• Written problem: Provide only the number of lines in the data below that contain the word "this".

• Exercise inputs:

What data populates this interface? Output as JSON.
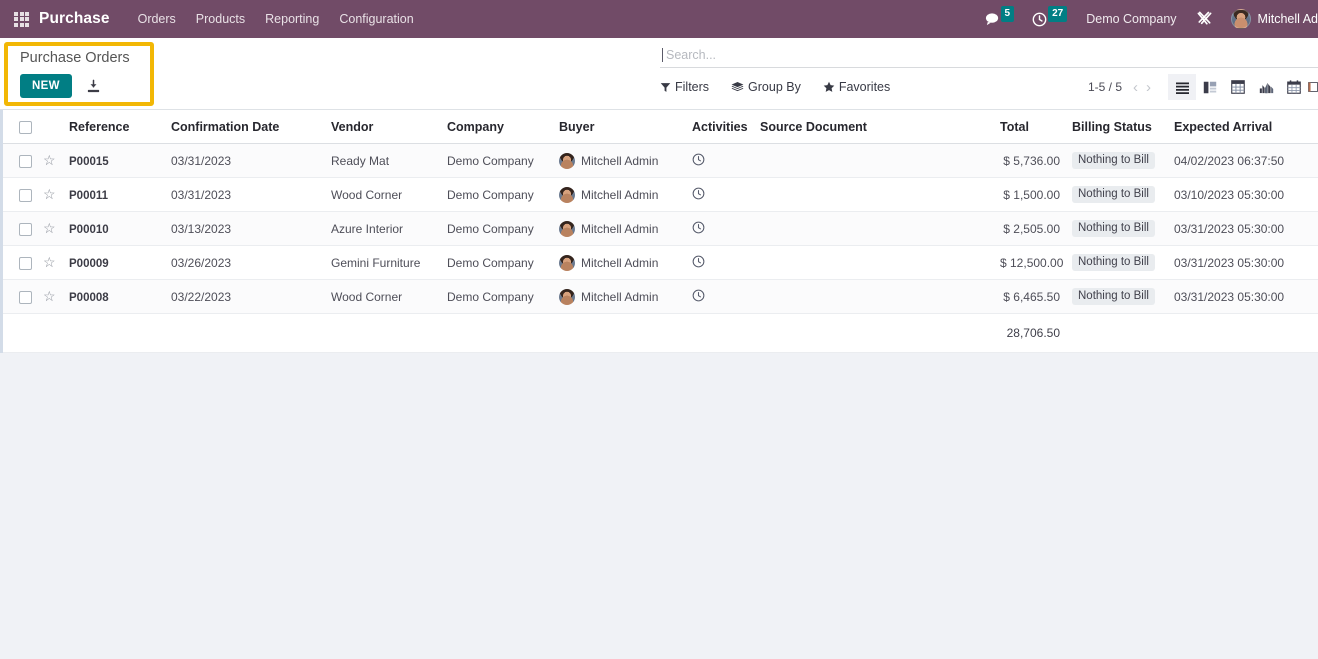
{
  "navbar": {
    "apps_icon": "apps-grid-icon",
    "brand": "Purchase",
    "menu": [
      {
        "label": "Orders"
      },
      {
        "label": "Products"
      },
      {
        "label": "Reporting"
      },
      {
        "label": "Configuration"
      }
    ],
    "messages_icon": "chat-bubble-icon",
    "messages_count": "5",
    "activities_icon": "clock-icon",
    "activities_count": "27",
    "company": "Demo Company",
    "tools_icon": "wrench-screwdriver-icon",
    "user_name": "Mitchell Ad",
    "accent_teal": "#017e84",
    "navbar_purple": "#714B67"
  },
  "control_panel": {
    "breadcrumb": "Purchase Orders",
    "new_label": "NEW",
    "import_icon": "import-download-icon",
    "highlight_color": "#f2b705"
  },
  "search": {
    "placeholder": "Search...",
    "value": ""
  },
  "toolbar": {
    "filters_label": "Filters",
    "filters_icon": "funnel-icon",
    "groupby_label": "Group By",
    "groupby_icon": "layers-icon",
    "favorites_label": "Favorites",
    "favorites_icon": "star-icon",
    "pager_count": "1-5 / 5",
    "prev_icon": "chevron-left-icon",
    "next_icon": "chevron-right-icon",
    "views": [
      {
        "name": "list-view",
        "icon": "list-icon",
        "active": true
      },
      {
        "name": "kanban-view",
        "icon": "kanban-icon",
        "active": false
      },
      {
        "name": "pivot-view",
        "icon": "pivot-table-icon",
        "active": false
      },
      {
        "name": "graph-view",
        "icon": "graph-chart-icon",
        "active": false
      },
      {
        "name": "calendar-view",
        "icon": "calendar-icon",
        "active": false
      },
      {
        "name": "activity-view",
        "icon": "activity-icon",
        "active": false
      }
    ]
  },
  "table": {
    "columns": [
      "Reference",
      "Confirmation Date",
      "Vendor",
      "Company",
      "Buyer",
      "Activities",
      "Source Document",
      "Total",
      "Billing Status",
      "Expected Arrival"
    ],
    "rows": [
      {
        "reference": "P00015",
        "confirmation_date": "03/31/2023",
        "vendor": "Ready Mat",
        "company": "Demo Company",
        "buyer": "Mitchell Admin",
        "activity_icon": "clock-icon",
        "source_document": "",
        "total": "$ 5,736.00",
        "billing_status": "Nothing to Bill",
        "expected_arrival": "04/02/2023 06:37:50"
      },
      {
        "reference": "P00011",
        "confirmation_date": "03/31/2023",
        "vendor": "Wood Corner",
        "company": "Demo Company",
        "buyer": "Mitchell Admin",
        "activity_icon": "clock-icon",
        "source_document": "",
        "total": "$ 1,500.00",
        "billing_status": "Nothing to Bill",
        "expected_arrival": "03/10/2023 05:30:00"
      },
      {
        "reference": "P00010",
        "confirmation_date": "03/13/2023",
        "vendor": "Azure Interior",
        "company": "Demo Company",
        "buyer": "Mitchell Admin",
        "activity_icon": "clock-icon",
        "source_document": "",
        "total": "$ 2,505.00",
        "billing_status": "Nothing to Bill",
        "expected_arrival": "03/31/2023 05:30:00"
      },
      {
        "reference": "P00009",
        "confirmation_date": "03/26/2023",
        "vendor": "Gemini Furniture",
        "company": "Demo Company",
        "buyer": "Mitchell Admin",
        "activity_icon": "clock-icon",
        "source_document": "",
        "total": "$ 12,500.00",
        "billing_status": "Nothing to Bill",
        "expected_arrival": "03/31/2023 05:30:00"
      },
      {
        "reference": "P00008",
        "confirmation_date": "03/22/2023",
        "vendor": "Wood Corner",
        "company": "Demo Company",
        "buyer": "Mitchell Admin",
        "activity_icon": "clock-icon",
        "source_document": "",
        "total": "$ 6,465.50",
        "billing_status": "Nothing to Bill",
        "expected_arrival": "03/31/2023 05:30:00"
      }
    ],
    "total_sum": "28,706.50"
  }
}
--
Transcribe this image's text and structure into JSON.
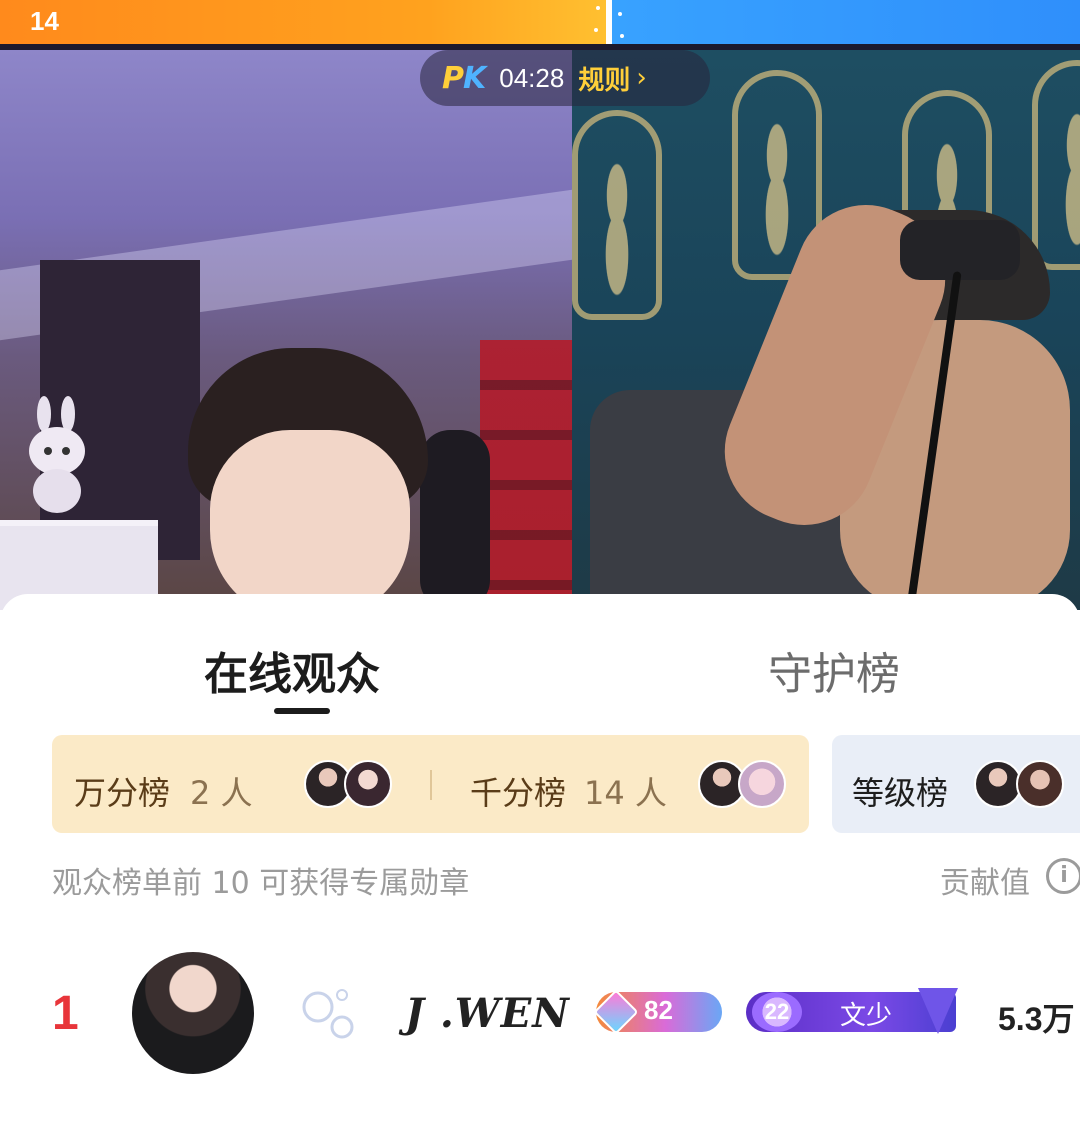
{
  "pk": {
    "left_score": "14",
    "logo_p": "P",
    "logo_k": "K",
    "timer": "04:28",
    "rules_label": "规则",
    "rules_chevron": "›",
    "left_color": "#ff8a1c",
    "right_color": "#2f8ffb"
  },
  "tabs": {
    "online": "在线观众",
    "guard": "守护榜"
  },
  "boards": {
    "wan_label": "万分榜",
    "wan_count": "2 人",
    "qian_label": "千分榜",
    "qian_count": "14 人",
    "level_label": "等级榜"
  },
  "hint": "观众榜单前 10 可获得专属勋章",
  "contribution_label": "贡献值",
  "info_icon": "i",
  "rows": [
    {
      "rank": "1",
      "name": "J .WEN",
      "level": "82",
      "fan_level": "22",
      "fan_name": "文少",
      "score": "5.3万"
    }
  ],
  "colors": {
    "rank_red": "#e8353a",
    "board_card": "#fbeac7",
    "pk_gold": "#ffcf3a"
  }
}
==
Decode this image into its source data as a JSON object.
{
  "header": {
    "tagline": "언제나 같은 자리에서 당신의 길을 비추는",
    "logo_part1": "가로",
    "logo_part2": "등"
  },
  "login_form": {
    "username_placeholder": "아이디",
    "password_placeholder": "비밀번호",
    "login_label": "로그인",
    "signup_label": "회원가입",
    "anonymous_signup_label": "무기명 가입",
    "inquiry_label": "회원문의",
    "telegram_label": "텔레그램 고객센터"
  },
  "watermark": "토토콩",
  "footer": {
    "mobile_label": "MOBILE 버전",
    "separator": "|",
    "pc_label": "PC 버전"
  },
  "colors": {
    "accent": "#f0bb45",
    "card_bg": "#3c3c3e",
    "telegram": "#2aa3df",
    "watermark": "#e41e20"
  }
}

• Finished exercise: 3